TO BE DONE
Filter for the word "merge" and keep each matching line.

Stored data
* * * *

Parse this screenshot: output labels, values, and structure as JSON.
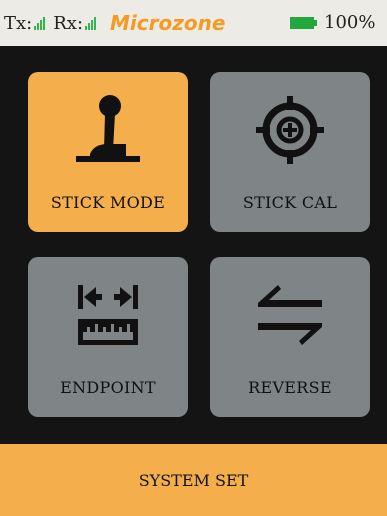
{
  "status": {
    "tx_label": "Tx:",
    "rx_label": "Rx:",
    "brand": "Microzone",
    "battery_text": "100%",
    "battery_level": 1.0
  },
  "menu": {
    "tiles": [
      {
        "label": "STICK MODE",
        "icon": "joystick-icon",
        "selected": true
      },
      {
        "label": "STICK CAL",
        "icon": "crosshair-icon",
        "selected": false
      },
      {
        "label": "ENDPOINT",
        "icon": "endpoint-ruler-icon",
        "selected": false
      },
      {
        "label": "REVERSE",
        "icon": "reverse-arrows-icon",
        "selected": false
      }
    ]
  },
  "footer": {
    "title": "SYSTEM SET"
  },
  "colors": {
    "accent": "#f4ae4c",
    "tile": "#7f8486",
    "signal": "#33b64a",
    "brand": "#f49b22"
  }
}
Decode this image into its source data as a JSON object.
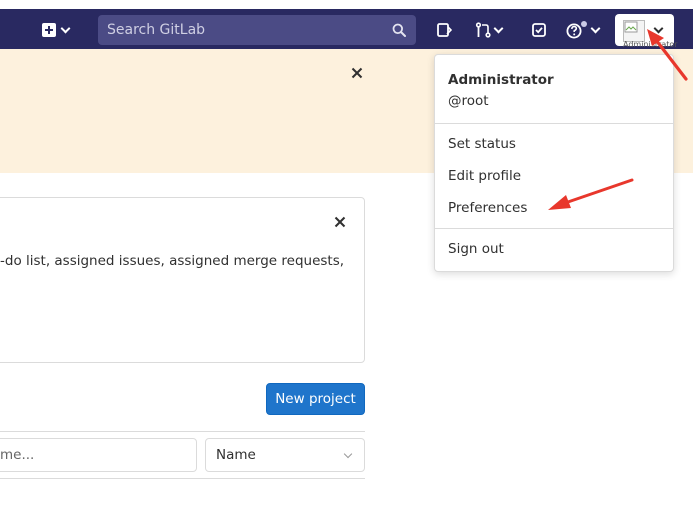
{
  "navbar": {
    "search_placeholder": "Search GitLab",
    "icons": [
      "plus-square-icon",
      "chevron-down-icon",
      "search-icon",
      "issues-icon",
      "merge-request-icon",
      "todo-icon",
      "help-icon"
    ],
    "avatar_alt": "Administrator"
  },
  "colors": {
    "navbar": "#292961",
    "search": "#4b4b85",
    "banner": "#fdf1dd",
    "primary_button": "#1f75cb",
    "annotation": "#e8372c"
  },
  "welcome_card": {
    "text": "-do list, assigned issues, assigned merge requests,"
  },
  "actions": {
    "new_project_label": "New project"
  },
  "filters": {
    "search_partial_text": "me...",
    "sort_selected": "Name"
  },
  "user_menu": {
    "name": "Administrator",
    "username": "@root",
    "items": [
      "Set status",
      "Edit profile",
      "Preferences"
    ],
    "sign_out": "Sign out"
  }
}
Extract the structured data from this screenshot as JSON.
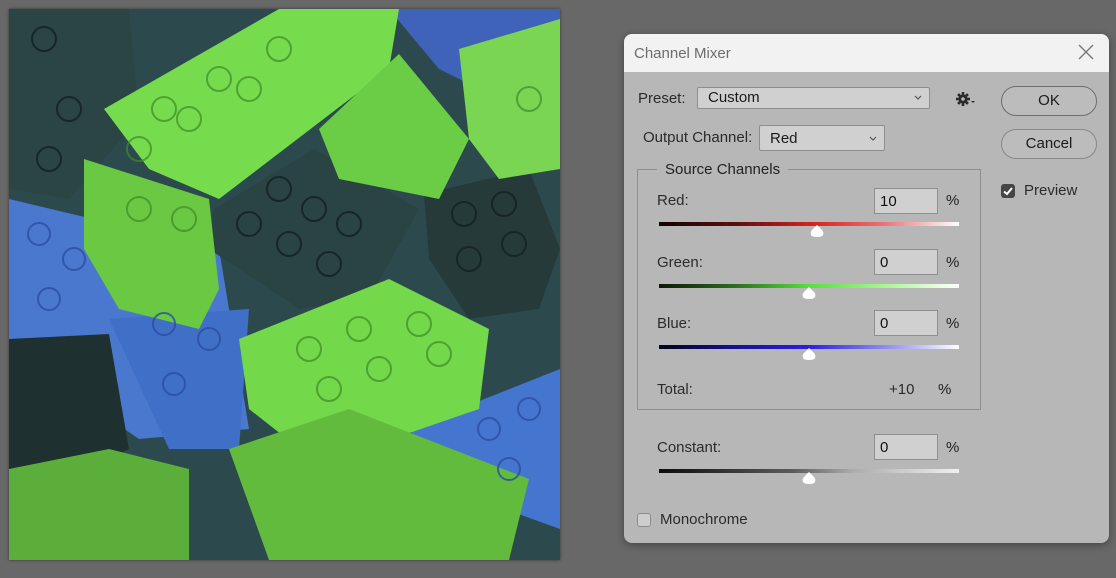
{
  "canvas": {
    "description": "Green, blue and dark teal toy bricks image with Channel Mixer preview applied"
  },
  "dialog": {
    "title": "Channel Mixer",
    "close_icon": "close-icon",
    "preset": {
      "label": "Preset:",
      "value": "Custom"
    },
    "settings_icon": "gear-icon",
    "output_channel": {
      "label": "Output Channel:",
      "value": "Red"
    },
    "buttons": {
      "ok": "OK",
      "cancel": "Cancel"
    },
    "preview": {
      "label": "Preview",
      "checked": true
    },
    "source_channels": {
      "legend": "Source Channels",
      "channels": [
        {
          "name": "red",
          "label": "Red:",
          "value": "10",
          "unit": "%",
          "slider_percent": 10,
          "color": "#d7241f"
        },
        {
          "name": "green",
          "label": "Green:",
          "value": "0",
          "unit": "%",
          "slider_percent": 0,
          "color": "#55e03c"
        },
        {
          "name": "blue",
          "label": "Blue:",
          "value": "0",
          "unit": "%",
          "slider_percent": 0,
          "color": "#2a1fe6"
        }
      ],
      "total": {
        "label": "Total:",
        "value": "+10",
        "unit": "%"
      }
    },
    "constant": {
      "label": "Constant:",
      "value": "0",
      "unit": "%",
      "slider_percent": 0
    },
    "monochrome": {
      "label": "Monochrome",
      "checked": false
    }
  }
}
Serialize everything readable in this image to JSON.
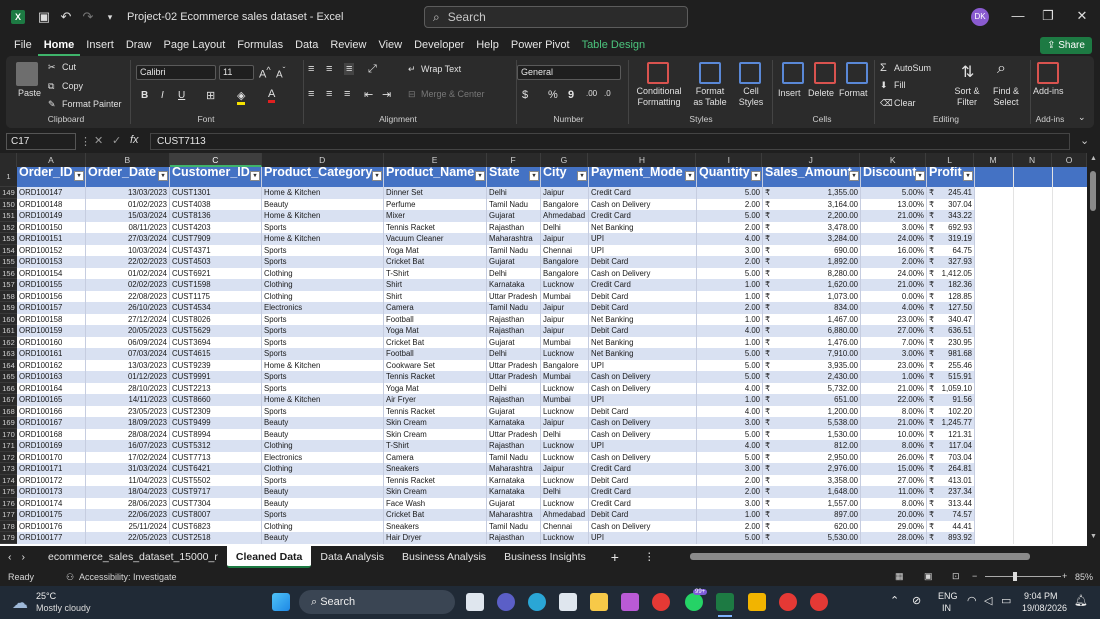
{
  "titlebar": {
    "title": "Project-02 Ecommerce sales dataset  -  Excel",
    "search_placeholder": "Search",
    "avatar": "DK"
  },
  "menu": [
    "File",
    "Home",
    "Insert",
    "Draw",
    "Page Layout",
    "Formulas",
    "Data",
    "Review",
    "View",
    "Developer",
    "Help",
    "Power Pivot",
    "Table Design"
  ],
  "share_label": "Share",
  "ribbon": {
    "clipboard": {
      "paste": "Paste",
      "cut": "Cut",
      "copy": "Copy",
      "format_painter": "Format Painter",
      "label": "Clipboard"
    },
    "font": {
      "name": "Calibri",
      "size": "11",
      "label": "Font",
      "bold": "B",
      "italic": "I",
      "underline": "U"
    },
    "alignment": {
      "wrap": "Wrap Text",
      "merge": "Merge & Center",
      "label": "Alignment"
    },
    "number": {
      "format": "General",
      "label": "Number",
      "currency": "$",
      "percent": "%",
      "comma": "9"
    },
    "styles": {
      "cond": "Conditional Formatting",
      "table": "Format as Table",
      "cell": "Cell Styles",
      "label": "Styles"
    },
    "cells": {
      "insert": "Insert",
      "delete": "Delete",
      "format": "Format",
      "label": "Cells"
    },
    "editing": {
      "autosum": "AutoSum",
      "fill": "Fill",
      "clear": "Clear",
      "sort": "Sort & Filter",
      "find": "Find & Select",
      "label": "Editing"
    },
    "addins": {
      "btn": "Add-ins",
      "label": "Add-ins"
    }
  },
  "formula": {
    "namebox": "C17",
    "fx": "fx",
    "value": "CUST7113"
  },
  "columns": [
    "A",
    "B",
    "C",
    "D",
    "E",
    "F",
    "G",
    "H",
    "I",
    "J",
    "K",
    "L",
    "M",
    "N",
    "O"
  ],
  "headers": [
    "Order_ID",
    "Order_Date",
    "Customer_ID",
    "Product_Category",
    "Product_Name",
    "State",
    "City",
    "Payment_Mode",
    "Quantity",
    "Sales_Amount",
    "Discount",
    "Profit"
  ],
  "rows": [
    [
      "149",
      "ORD100147",
      "13/03/2023",
      "CUST1301",
      "Home & Kitchen",
      "Dinner Set",
      "Delhi",
      "Jaipur",
      "Credit Card",
      "5.00",
      "₹",
      "1,355.00",
      "5.00%",
      "₹",
      "245.41"
    ],
    [
      "150",
      "ORD100148",
      "01/02/2023",
      "CUST4038",
      "Beauty",
      "Perfume",
      "Tamil Nadu",
      "Bangalore",
      "Cash on Delivery",
      "2.00",
      "₹",
      "3,164.00",
      "13.00%",
      "₹",
      "307.04"
    ],
    [
      "151",
      "ORD100149",
      "15/03/2024",
      "CUST8136",
      "Home & Kitchen",
      "Mixer",
      "Gujarat",
      "Ahmedabad",
      "Credit Card",
      "5.00",
      "₹",
      "2,200.00",
      "21.00%",
      "₹",
      "343.22"
    ],
    [
      "152",
      "ORD100150",
      "08/11/2023",
      "CUST4203",
      "Sports",
      "Tennis Racket",
      "Rajasthan",
      "Delhi",
      "Net Banking",
      "2.00",
      "₹",
      "3,478.00",
      "3.00%",
      "₹",
      "692.93"
    ],
    [
      "153",
      "ORD100151",
      "27/03/2024",
      "CUST7909",
      "Home & Kitchen",
      "Vacuum Cleaner",
      "Maharashtra",
      "Jaipur",
      "UPI",
      "4.00",
      "₹",
      "3,284.00",
      "24.00%",
      "₹",
      "319.19"
    ],
    [
      "154",
      "ORD100152",
      "10/03/2024",
      "CUST4371",
      "Sports",
      "Yoga Mat",
      "Tamil Nadu",
      "Chennai",
      "UPI",
      "3.00",
      "₹",
      "690.00",
      "16.00%",
      "₹",
      "64.75"
    ],
    [
      "155",
      "ORD100153",
      "22/02/2023",
      "CUST4503",
      "Sports",
      "Cricket Bat",
      "Gujarat",
      "Bangalore",
      "Debit Card",
      "2.00",
      "₹",
      "1,892.00",
      "2.00%",
      "₹",
      "327.93"
    ],
    [
      "156",
      "ORD100154",
      "01/02/2024",
      "CUST6921",
      "Clothing",
      "T-Shirt",
      "Delhi",
      "Bangalore",
      "Cash on Delivery",
      "5.00",
      "₹",
      "8,280.00",
      "24.00%",
      "₹",
      "1,412.05"
    ],
    [
      "157",
      "ORD100155",
      "02/02/2023",
      "CUST1598",
      "Clothing",
      "Shirt",
      "Karnataka",
      "Lucknow",
      "Credit Card",
      "1.00",
      "₹",
      "1,620.00",
      "21.00%",
      "₹",
      "182.36"
    ],
    [
      "158",
      "ORD100156",
      "22/08/2023",
      "CUST1175",
      "Clothing",
      "Shirt",
      "Uttar Pradesh",
      "Mumbai",
      "Debit Card",
      "1.00",
      "₹",
      "1,073.00",
      "0.00%",
      "₹",
      "128.85"
    ],
    [
      "159",
      "ORD100157",
      "26/10/2023",
      "CUST4534",
      "Electronics",
      "Camera",
      "Tamil Nadu",
      "Jaipur",
      "Debit Card",
      "2.00",
      "₹",
      "834.00",
      "4.00%",
      "₹",
      "127.50"
    ],
    [
      "160",
      "ORD100158",
      "27/12/2024",
      "CUST8026",
      "Sports",
      "Football",
      "Rajasthan",
      "Jaipur",
      "Net Banking",
      "1.00",
      "₹",
      "1,467.00",
      "23.00%",
      "₹",
      "340.47"
    ],
    [
      "161",
      "ORD100159",
      "20/05/2023",
      "CUST5629",
      "Sports",
      "Yoga Mat",
      "Rajasthan",
      "Jaipur",
      "Debit Card",
      "4.00",
      "₹",
      "6,880.00",
      "27.00%",
      "₹",
      "636.51"
    ],
    [
      "162",
      "ORD100160",
      "06/09/2024",
      "CUST3694",
      "Sports",
      "Cricket Bat",
      "Gujarat",
      "Mumbai",
      "Net Banking",
      "1.00",
      "₹",
      "1,476.00",
      "7.00%",
      "₹",
      "230.95"
    ],
    [
      "163",
      "ORD100161",
      "07/03/2024",
      "CUST4615",
      "Sports",
      "Football",
      "Delhi",
      "Lucknow",
      "Net Banking",
      "5.00",
      "₹",
      "7,910.00",
      "3.00%",
      "₹",
      "981.68"
    ],
    [
      "164",
      "ORD100162",
      "13/03/2023",
      "CUST9239",
      "Home & Kitchen",
      "Cookware Set",
      "Uttar Pradesh",
      "Bangalore",
      "UPI",
      "5.00",
      "₹",
      "3,935.00",
      "23.00%",
      "₹",
      "255.46"
    ],
    [
      "165",
      "ORD100163",
      "01/12/2023",
      "CUST9991",
      "Sports",
      "Tennis Racket",
      "Uttar Pradesh",
      "Mumbai",
      "Cash on Delivery",
      "5.00",
      "₹",
      "2,430.00",
      "1.00%",
      "₹",
      "515.91"
    ],
    [
      "166",
      "ORD100164",
      "28/10/2023",
      "CUST2213",
      "Sports",
      "Yoga Mat",
      "Delhi",
      "Lucknow",
      "Cash on Delivery",
      "4.00",
      "₹",
      "5,732.00",
      "21.00%",
      "₹",
      "1,059.10"
    ],
    [
      "167",
      "ORD100165",
      "14/11/2023",
      "CUST8660",
      "Home & Kitchen",
      "Air Fryer",
      "Rajasthan",
      "Mumbai",
      "UPI",
      "1.00",
      "₹",
      "651.00",
      "22.00%",
      "₹",
      "91.56"
    ],
    [
      "168",
      "ORD100166",
      "23/05/2023",
      "CUST2309",
      "Sports",
      "Tennis Racket",
      "Gujarat",
      "Lucknow",
      "Debit Card",
      "4.00",
      "₹",
      "1,200.00",
      "8.00%",
      "₹",
      "102.20"
    ],
    [
      "169",
      "ORD100167",
      "18/09/2023",
      "CUST9499",
      "Beauty",
      "Skin Cream",
      "Karnataka",
      "Jaipur",
      "Cash on Delivery",
      "3.00",
      "₹",
      "5,538.00",
      "21.00%",
      "₹",
      "1,245.77"
    ],
    [
      "170",
      "ORD100168",
      "28/08/2024",
      "CUST8994",
      "Beauty",
      "Skin Cream",
      "Uttar Pradesh",
      "Delhi",
      "Cash on Delivery",
      "5.00",
      "₹",
      "1,530.00",
      "10.00%",
      "₹",
      "121.31"
    ],
    [
      "171",
      "ORD100169",
      "16/07/2023",
      "CUST5312",
      "Clothing",
      "T-Shirt",
      "Rajasthan",
      "Lucknow",
      "UPI",
      "4.00",
      "₹",
      "812.00",
      "8.00%",
      "₹",
      "117.04"
    ],
    [
      "172",
      "ORD100170",
      "17/02/2024",
      "CUST7713",
      "Electronics",
      "Camera",
      "Tamil Nadu",
      "Lucknow",
      "Cash on Delivery",
      "5.00",
      "₹",
      "2,950.00",
      "26.00%",
      "₹",
      "703.04"
    ],
    [
      "173",
      "ORD100171",
      "31/03/2024",
      "CUST6421",
      "Clothing",
      "Sneakers",
      "Maharashtra",
      "Jaipur",
      "Credit Card",
      "3.00",
      "₹",
      "2,976.00",
      "15.00%",
      "₹",
      "264.81"
    ],
    [
      "174",
      "ORD100172",
      "11/04/2023",
      "CUST5502",
      "Sports",
      "Tennis Racket",
      "Karnataka",
      "Lucknow",
      "Debit Card",
      "2.00",
      "₹",
      "3,358.00",
      "27.00%",
      "₹",
      "413.01"
    ],
    [
      "175",
      "ORD100173",
      "18/04/2023",
      "CUST9717",
      "Beauty",
      "Skin Cream",
      "Karnataka",
      "Delhi",
      "Credit Card",
      "2.00",
      "₹",
      "1,648.00",
      "11.00%",
      "₹",
      "237.34"
    ],
    [
      "176",
      "ORD100174",
      "28/06/2023",
      "CUST7304",
      "Beauty",
      "Face Wash",
      "Gujarat",
      "Lucknow",
      "Credit Card",
      "3.00",
      "₹",
      "1,557.00",
      "8.00%",
      "₹",
      "313.44"
    ],
    [
      "177",
      "ORD100175",
      "22/06/2023",
      "CUST8007",
      "Sports",
      "Cricket Bat",
      "Maharashtra",
      "Ahmedabad",
      "Debit Card",
      "1.00",
      "₹",
      "897.00",
      "20.00%",
      "₹",
      "74.57"
    ],
    [
      "178",
      "ORD100176",
      "25/11/2024",
      "CUST6823",
      "Clothing",
      "Sneakers",
      "Tamil Nadu",
      "Chennai",
      "Cash on Delivery",
      "2.00",
      "₹",
      "620.00",
      "29.00%",
      "₹",
      "44.41"
    ],
    [
      "179",
      "ORD100177",
      "22/05/2023",
      "CUST2518",
      "Beauty",
      "Hair Dryer",
      "Rajasthan",
      "Lucknow",
      "UPI",
      "5.00",
      "₹",
      "5,530.00",
      "28.00%",
      "₹",
      "893.92"
    ]
  ],
  "sheets": [
    "ecommerce_sales_dataset_15000_r",
    "Cleaned Data",
    "Data Analysis",
    "Business Analysis",
    "Business Insights"
  ],
  "status": {
    "ready": "Ready",
    "accessibility": "Accessibility: Investigate",
    "zoom": "85%"
  },
  "taskbar": {
    "temp": "25°C",
    "weather": "Mostly cloudy",
    "search": "Search",
    "lang1": "ENG",
    "lang2": "IN",
    "time": "9:04 PM",
    "date": "19/08/2026",
    "badge": "99+"
  },
  "colors": {
    "accent": "#1d7a43",
    "header": "#4472c4",
    "band": "#d9e1f2"
  }
}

* * * *

EXPECTED OUTPUT
      "merge-request-icon",
    "text": "-do list, assigned issues, assigned merge requests,"
      "merge": "Merge & Center",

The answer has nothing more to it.